▶ _SET TASK_: Print exactly the lines from the line with "Output the text content of this document." to the last line of the data, please, both included.

* START EXTRACTED DATA *

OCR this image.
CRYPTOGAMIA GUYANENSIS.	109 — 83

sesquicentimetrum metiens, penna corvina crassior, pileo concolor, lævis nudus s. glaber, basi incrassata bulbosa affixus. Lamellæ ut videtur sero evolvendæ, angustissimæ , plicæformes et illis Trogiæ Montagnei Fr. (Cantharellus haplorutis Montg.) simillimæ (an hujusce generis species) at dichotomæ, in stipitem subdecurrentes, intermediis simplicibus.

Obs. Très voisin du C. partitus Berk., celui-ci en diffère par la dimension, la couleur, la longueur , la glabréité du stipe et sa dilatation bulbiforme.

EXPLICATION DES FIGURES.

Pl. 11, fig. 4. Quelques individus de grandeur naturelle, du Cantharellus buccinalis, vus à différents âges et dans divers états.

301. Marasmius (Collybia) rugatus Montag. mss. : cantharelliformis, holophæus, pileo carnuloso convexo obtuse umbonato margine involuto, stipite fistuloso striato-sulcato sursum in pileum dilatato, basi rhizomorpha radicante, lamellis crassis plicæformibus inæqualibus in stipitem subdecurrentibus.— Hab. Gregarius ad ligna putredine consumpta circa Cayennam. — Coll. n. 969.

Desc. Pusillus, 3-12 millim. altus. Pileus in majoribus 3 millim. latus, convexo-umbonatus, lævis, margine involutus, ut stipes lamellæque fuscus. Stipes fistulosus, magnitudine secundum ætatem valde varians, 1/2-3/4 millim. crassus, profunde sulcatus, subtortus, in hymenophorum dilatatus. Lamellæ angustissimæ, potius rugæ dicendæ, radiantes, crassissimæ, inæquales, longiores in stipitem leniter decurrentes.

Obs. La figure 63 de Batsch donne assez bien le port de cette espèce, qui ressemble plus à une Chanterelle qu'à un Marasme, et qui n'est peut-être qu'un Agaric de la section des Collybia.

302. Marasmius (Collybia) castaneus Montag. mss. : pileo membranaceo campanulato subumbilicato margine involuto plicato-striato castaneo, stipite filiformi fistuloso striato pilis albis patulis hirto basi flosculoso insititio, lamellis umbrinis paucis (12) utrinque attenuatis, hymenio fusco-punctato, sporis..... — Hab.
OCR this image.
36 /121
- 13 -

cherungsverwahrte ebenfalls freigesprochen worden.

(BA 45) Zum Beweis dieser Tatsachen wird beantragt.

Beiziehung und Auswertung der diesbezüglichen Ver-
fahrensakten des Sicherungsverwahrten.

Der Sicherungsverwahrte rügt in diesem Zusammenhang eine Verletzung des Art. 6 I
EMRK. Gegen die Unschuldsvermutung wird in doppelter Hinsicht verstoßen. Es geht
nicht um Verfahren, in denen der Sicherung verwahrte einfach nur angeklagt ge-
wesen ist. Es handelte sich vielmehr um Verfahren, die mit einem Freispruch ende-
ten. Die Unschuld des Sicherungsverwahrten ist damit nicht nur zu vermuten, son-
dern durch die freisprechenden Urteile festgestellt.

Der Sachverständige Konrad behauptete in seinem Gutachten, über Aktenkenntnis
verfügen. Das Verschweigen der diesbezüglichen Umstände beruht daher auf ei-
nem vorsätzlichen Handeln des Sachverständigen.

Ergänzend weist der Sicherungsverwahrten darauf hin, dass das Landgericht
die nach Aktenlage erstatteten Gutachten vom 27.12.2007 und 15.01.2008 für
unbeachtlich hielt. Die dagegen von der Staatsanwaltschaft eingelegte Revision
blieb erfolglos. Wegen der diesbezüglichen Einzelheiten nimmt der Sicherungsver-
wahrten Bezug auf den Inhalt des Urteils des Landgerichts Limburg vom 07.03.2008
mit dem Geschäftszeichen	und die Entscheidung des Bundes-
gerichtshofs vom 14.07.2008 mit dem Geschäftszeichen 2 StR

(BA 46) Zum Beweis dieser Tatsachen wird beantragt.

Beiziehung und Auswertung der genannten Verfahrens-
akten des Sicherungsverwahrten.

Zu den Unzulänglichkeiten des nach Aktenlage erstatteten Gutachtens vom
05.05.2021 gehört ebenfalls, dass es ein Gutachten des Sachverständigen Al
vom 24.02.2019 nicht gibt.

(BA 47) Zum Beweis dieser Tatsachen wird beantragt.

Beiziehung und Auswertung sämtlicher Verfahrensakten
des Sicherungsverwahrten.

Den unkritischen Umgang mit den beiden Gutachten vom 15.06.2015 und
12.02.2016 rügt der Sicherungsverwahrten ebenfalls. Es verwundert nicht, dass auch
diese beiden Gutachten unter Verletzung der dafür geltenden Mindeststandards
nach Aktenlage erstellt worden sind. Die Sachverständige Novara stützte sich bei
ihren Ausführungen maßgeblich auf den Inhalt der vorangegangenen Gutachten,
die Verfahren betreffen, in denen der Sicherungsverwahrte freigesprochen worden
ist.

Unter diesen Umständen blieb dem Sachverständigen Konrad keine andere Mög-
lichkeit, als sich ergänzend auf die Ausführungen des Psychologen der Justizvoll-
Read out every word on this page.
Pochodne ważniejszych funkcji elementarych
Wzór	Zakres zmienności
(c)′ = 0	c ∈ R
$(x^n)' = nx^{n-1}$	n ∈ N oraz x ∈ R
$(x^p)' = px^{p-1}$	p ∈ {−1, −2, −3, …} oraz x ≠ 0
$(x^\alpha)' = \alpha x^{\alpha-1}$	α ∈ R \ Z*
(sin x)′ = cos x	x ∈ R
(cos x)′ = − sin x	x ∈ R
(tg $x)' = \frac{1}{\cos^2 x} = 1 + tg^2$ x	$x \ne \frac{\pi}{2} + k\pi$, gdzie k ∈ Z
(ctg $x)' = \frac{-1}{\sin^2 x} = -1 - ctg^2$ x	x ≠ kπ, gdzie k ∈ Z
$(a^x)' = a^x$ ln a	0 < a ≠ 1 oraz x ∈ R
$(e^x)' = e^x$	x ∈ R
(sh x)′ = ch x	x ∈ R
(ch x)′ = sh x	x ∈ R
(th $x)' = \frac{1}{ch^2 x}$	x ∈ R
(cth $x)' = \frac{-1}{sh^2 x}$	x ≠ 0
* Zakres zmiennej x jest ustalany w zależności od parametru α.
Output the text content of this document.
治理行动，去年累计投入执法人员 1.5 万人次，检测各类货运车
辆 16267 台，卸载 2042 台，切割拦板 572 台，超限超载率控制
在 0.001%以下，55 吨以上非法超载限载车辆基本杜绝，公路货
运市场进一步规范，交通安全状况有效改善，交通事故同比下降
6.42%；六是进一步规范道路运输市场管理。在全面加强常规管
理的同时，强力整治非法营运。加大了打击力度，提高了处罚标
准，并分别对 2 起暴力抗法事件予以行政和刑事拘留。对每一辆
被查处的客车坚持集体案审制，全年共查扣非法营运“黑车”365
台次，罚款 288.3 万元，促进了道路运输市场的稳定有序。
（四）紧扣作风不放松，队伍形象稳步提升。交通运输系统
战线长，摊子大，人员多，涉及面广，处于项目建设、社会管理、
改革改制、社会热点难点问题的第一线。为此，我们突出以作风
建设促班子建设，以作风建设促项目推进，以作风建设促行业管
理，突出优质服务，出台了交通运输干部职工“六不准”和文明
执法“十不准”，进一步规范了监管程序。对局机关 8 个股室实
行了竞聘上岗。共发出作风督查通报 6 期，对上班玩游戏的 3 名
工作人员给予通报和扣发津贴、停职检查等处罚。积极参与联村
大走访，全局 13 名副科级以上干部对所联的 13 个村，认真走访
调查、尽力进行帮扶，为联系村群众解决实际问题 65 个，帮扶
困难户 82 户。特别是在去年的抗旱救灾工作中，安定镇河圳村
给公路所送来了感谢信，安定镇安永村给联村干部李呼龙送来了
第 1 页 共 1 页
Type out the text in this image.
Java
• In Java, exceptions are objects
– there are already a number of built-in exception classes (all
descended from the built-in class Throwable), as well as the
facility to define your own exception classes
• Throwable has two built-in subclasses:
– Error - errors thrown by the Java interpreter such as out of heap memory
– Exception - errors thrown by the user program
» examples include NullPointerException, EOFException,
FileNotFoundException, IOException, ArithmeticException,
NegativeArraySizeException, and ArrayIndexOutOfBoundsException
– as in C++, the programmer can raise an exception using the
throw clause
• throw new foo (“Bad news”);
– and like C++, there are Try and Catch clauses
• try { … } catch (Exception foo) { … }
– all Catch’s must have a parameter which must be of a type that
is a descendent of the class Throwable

* END EXTRACTED DATA *

▶ _RESULT OF THE EXERCISE_:
Output the text content of this document.
治理行动，去年累计投入执法人员 1.5 万人次，检测各类货运车
辆 16267 台，卸载 2042 台，切割拦板 572 台，超限超载率控制
在 0.001%以下，55 吨以上非法超载限载车辆基本杜绝，公路货
运市场进一步规范，交通安全状况有效改善，交通事故同比下降
6.42%；六是进一步规范道路运输市场管理。在全面加强常规管
理的同时，强力整治非法营运。加大了打击力度，提高了处罚标
准，并分别对 2 起暴力抗法事件予以行政和刑事拘留。对每一辆
被查处的客车坚持集体案审制，全年共查扣非法营运“黑车”365
台次，罚款 288.3 万元，促进了道路运输市场的稳定有序。
（四）紧扣作风不放松，队伍形象稳步提升。交通运输系统
战线长，摊子大，人员多，涉及面广，处于项目建设、社会管理、
改革改制、社会热点难点问题的第一线。为此，我们突出以作风
建设促班子建设，以作风建设促项目推进，以作风建设促行业管
理，突出优质服务，出台了交通运输干部职工“六不准”和文明
执法“十不准”，进一步规范了监管程序。对局机关 8 个股室实
行了竞聘上岗。共发出作风督查通报 6 期，对上班玩游戏的 3 名
工作人员给予通报和扣发津贴、停职检查等处罚。积极参与联村
大走访，全局 13 名副科级以上干部对所联的 13 个村，认真走访
调查、尽力进行帮扶，为联系村群众解决实际问题 65 个，帮扶
困难户 82 户。特别是在去年的抗旱救灾工作中，安定镇河圳村
给公路所送来了感谢信，安定镇安永村给联村干部李呼龙送来了
第 1 页 共 1 页
Type out the text in this image.
Java
• In Java, exceptions are objects
– there are already a number of built-in exception classes (all
descended from the built-in class Throwable), as well as the
facility to define your own exception classes
• Throwable has two built-in subclasses:
– Error - errors thrown by the Java interpreter such as out of heap memory
– Exception - errors thrown by the user program
» examples include NullPointerException, EOFException,
FileNotFoundException, IOException, ArithmeticException,
NegativeArraySizeException, and ArrayIndexOutOfBoundsException
– as in C++, the programmer can raise an exception using the
throw clause
• throw new foo (“Bad news”);
– and like C++, there are Try and Catch clauses
• try { … } catch (Exception foo) { … }
– all Catch’s must have a parameter which must be of a type that
is a descendent of the class Throwable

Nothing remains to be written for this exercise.